* Begin *

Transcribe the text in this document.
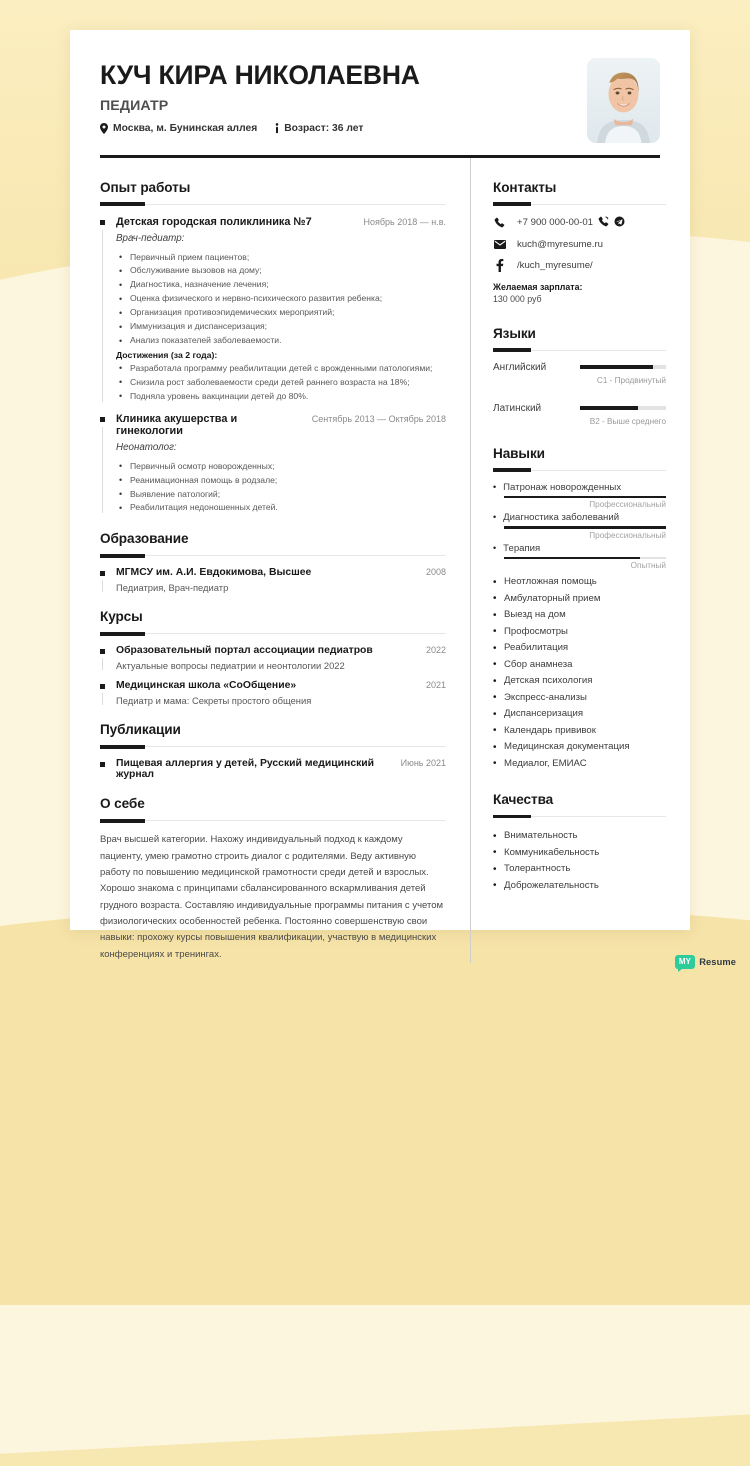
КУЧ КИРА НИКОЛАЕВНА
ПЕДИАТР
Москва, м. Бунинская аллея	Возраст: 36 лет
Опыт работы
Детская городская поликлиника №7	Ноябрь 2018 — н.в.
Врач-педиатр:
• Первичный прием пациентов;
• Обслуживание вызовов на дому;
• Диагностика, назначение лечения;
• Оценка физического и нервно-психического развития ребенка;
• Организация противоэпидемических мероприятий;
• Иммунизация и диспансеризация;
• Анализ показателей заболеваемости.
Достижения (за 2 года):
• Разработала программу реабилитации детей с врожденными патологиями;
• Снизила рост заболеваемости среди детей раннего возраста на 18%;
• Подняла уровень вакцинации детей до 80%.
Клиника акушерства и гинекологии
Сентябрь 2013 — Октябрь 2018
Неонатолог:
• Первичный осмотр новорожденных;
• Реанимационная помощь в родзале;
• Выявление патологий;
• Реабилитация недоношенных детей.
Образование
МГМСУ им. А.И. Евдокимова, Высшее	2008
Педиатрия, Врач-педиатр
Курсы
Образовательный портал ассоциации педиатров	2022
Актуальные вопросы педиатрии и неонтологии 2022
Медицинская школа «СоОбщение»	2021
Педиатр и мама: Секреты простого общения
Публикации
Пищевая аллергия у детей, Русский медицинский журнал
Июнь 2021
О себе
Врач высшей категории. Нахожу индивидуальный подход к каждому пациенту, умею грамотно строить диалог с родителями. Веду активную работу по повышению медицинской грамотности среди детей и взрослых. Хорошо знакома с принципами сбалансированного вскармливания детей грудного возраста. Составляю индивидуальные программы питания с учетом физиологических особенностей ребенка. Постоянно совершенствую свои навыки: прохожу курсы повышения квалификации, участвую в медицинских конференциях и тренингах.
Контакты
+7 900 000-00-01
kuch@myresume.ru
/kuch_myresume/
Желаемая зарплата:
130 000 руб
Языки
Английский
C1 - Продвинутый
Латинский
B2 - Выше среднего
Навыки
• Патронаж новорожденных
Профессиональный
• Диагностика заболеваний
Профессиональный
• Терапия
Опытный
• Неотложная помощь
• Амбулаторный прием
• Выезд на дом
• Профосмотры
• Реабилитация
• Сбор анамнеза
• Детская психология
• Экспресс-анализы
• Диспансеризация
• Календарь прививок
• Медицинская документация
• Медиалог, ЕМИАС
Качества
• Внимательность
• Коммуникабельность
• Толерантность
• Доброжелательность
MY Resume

* End *
* Begin *

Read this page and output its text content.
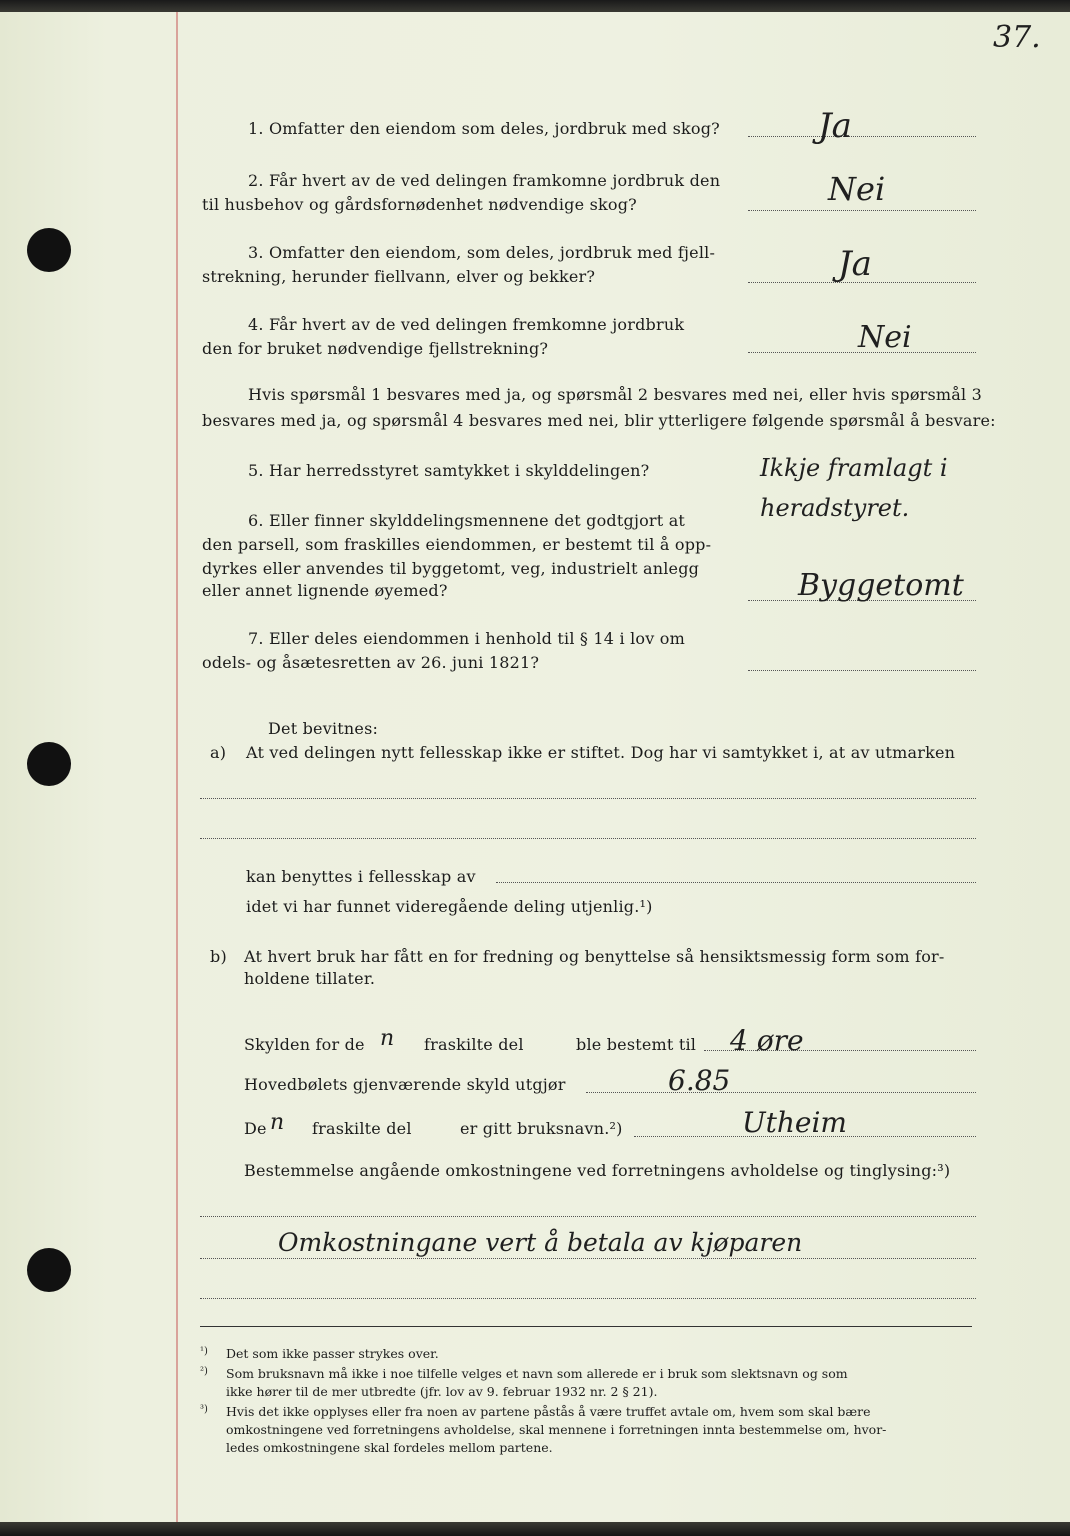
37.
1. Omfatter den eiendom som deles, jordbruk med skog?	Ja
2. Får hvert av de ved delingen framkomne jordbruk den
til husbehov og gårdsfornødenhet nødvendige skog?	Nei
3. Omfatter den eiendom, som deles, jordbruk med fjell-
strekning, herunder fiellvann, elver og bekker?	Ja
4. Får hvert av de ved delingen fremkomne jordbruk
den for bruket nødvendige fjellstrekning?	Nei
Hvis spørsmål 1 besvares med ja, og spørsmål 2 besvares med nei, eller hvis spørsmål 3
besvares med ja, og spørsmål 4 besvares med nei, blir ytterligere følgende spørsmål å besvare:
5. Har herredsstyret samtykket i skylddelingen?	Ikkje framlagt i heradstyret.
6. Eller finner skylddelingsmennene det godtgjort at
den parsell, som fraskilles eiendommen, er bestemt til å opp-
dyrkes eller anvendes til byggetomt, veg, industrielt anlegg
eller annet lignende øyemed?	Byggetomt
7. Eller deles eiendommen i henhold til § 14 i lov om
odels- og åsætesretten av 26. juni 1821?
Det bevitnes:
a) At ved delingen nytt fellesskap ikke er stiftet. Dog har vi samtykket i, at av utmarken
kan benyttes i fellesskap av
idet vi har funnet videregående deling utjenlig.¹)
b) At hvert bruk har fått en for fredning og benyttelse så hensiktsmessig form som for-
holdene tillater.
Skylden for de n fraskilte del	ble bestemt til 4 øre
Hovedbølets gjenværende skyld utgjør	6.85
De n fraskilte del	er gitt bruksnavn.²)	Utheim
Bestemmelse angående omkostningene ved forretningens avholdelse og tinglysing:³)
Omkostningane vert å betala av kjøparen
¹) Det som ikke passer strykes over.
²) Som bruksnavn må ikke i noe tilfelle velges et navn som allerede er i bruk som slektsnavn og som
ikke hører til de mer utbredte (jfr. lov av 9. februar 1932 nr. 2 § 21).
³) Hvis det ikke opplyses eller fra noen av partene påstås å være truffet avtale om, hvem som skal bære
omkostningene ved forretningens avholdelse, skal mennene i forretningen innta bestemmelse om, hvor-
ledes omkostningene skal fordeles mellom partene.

* End *

GIVEN TASK: Looking at the material above, count the lines that hold "samtykket" and give the total alone.

EXERCISE OUTPUT: 2